### STATED PROBLEM:
Copy every line of the following data that includes the string "houses".

### EXERCISE MATERIAL:
BEGIN

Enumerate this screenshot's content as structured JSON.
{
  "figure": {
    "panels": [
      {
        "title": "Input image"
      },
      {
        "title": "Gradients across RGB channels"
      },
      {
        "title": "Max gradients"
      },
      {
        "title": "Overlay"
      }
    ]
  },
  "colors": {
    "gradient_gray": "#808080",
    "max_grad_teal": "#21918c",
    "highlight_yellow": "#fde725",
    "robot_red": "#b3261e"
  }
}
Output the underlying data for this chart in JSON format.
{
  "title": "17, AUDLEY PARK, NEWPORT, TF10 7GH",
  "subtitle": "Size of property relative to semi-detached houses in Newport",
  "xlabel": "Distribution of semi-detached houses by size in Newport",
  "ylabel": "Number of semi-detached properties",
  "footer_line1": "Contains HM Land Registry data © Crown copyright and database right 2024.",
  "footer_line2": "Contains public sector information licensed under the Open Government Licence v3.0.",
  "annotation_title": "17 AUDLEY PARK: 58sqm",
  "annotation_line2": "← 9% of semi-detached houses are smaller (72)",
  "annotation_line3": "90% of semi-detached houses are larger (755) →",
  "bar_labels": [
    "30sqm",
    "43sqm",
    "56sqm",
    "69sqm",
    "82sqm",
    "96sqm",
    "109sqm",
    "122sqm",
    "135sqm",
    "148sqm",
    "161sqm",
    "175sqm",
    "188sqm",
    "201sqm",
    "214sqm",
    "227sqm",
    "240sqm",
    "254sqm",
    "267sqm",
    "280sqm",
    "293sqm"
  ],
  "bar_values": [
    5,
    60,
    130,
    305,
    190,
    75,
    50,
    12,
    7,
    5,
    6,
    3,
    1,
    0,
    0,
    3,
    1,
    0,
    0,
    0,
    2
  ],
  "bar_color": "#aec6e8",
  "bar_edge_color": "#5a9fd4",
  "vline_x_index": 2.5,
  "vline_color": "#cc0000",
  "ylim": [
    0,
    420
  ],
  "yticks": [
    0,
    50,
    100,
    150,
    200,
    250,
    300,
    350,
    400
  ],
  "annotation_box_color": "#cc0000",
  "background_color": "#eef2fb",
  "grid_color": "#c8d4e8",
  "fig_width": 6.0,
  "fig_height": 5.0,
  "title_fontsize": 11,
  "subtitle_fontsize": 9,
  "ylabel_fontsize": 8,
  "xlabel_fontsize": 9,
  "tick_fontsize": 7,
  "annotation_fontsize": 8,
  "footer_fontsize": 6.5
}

END
BEGIN

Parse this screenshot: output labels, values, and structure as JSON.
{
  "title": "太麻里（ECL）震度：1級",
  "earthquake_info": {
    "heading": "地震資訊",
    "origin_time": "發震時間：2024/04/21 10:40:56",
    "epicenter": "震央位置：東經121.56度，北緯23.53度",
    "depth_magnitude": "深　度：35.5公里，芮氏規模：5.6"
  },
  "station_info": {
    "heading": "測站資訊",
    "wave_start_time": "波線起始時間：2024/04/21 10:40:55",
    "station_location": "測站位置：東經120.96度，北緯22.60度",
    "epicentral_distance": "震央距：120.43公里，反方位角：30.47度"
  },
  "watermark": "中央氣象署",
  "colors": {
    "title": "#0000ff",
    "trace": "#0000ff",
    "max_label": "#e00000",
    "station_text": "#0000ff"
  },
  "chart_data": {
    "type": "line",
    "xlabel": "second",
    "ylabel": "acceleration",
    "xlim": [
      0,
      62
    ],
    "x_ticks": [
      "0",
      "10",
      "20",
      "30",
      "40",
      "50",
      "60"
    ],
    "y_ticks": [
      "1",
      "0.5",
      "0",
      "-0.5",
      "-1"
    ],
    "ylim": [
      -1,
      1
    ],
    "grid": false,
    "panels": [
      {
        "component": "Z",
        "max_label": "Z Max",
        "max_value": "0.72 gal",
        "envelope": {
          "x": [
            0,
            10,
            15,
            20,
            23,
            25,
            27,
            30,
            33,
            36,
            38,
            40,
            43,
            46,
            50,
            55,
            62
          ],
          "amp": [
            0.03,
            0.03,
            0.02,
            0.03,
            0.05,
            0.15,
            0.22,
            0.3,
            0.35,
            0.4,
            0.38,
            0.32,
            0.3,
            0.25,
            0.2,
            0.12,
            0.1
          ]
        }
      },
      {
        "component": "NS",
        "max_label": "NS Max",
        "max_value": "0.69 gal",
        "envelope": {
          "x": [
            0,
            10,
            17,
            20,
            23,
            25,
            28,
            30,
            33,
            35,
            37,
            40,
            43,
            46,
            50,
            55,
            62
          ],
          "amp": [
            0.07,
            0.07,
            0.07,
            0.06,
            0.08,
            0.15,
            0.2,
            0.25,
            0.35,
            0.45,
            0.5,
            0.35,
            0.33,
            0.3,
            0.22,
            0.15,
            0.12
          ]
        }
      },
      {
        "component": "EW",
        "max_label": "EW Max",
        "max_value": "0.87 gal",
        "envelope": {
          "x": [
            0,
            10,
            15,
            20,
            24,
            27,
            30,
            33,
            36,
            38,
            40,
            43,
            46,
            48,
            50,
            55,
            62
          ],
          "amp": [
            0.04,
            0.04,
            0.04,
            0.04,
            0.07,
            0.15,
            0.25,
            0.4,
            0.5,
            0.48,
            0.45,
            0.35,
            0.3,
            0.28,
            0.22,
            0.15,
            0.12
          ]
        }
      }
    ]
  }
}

END
BEGIN

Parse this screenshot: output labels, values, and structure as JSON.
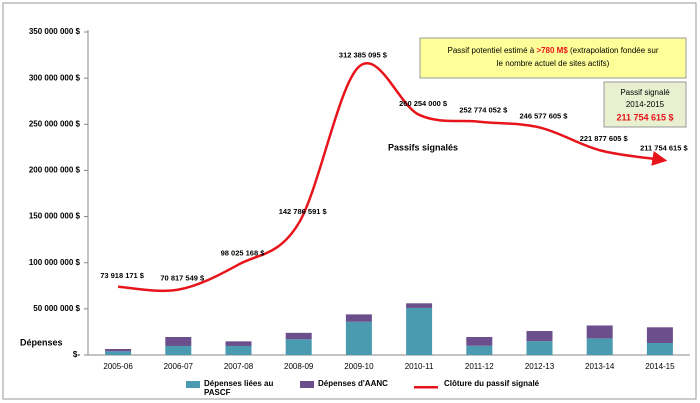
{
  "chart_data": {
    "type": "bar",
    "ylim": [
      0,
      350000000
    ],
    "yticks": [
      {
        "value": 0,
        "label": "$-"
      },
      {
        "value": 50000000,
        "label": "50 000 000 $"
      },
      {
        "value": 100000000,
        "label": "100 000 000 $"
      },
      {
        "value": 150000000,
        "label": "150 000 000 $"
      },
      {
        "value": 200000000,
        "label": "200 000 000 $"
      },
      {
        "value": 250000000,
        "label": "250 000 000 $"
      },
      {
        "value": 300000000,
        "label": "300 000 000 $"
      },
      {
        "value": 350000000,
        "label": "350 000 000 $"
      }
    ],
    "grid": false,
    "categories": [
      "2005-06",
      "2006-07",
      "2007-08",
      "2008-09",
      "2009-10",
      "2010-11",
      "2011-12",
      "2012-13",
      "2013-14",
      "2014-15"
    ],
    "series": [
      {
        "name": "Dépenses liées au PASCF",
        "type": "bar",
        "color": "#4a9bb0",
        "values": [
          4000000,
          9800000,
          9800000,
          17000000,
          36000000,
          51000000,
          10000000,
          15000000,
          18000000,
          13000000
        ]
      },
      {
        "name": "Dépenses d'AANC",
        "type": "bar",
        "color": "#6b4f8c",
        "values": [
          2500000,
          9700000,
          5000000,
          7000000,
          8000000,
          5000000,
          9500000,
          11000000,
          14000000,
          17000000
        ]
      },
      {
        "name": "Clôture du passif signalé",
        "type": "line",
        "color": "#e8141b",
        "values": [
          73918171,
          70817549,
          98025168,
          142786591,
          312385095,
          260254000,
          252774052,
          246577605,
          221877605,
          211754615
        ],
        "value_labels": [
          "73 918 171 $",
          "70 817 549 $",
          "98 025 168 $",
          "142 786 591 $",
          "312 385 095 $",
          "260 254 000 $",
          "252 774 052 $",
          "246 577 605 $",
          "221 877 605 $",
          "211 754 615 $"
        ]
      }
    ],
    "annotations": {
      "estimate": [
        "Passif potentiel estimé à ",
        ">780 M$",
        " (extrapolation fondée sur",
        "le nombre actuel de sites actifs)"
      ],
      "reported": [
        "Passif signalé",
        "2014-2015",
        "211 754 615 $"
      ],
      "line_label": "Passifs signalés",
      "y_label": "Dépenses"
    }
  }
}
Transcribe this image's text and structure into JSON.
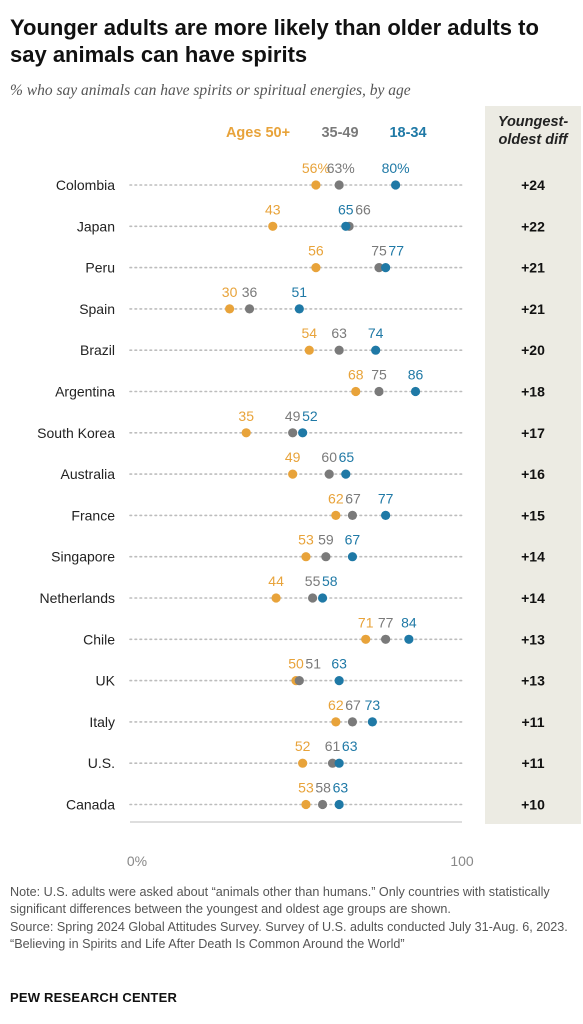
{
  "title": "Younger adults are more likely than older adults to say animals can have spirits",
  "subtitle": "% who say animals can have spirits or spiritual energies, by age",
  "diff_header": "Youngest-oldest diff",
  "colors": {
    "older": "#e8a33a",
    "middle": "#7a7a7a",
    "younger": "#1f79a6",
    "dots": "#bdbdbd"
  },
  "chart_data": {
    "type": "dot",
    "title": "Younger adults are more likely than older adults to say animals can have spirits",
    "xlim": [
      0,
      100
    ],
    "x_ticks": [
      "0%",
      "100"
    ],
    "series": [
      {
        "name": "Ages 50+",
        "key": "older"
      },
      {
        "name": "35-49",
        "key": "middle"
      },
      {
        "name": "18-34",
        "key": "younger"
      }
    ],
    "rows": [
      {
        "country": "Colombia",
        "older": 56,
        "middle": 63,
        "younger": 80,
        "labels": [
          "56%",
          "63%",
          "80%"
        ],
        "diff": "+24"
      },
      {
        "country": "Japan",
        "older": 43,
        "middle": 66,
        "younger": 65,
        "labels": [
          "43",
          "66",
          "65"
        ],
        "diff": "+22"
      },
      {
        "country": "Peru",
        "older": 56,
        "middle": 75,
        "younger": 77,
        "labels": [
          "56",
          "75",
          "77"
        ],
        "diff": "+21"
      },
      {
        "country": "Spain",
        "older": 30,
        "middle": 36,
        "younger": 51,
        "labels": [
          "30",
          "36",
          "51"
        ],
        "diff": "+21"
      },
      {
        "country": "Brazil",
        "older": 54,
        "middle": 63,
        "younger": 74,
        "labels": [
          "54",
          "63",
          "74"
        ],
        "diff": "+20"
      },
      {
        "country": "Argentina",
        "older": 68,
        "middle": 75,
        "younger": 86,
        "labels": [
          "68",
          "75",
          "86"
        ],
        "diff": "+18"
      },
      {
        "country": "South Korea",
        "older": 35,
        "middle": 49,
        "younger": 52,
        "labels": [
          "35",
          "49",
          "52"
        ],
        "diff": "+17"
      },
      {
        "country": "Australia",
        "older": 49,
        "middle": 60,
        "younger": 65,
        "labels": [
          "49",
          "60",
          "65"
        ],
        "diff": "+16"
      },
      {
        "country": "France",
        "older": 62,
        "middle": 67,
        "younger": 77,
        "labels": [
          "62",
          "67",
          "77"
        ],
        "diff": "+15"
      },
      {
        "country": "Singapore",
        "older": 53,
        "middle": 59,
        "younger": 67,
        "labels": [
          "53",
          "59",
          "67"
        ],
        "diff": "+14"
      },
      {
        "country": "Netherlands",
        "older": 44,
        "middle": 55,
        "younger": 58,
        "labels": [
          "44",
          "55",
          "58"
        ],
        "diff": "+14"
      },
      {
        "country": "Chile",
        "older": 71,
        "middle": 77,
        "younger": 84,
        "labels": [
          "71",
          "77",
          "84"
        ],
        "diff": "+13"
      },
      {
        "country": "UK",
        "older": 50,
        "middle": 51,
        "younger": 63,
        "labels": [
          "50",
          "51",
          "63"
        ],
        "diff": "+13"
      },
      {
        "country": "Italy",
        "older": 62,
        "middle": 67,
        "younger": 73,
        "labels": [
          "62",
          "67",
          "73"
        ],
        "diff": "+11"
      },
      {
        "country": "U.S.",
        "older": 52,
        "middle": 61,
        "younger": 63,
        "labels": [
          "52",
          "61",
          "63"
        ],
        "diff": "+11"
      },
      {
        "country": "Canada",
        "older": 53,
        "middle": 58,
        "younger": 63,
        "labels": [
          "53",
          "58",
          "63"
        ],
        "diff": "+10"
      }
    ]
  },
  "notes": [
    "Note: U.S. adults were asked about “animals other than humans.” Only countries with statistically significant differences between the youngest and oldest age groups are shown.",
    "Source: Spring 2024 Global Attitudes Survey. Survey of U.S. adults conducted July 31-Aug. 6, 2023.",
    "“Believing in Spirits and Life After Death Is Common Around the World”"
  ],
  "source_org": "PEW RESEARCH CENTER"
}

END

### FULL SOLUTION:
  "subtitle": "Size of property relative to semi-detached houses in Newport",
  "xlabel": "Distribution of semi-detached houses by size in Newport",
  "annotation_line2": "← 9% of semi-detached houses are smaller (72)",
  "annotation_line3": "90% of semi-detached houses are larger (755) →",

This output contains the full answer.